Exercise:
Scan the lines below for "dass"; report the number of lines that contain it, and only that.

Extracted entries:
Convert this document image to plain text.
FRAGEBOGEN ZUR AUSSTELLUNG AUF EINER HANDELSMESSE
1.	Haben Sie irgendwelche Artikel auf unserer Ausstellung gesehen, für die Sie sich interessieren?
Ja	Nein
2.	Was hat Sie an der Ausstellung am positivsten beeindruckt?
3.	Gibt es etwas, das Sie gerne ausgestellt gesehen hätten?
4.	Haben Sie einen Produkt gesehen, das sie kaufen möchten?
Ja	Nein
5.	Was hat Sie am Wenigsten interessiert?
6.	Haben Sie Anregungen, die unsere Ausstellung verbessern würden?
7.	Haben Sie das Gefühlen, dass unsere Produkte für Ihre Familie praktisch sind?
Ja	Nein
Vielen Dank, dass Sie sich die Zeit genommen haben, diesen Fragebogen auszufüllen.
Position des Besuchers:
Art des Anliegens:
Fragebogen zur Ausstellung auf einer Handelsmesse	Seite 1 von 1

Expected answer:
2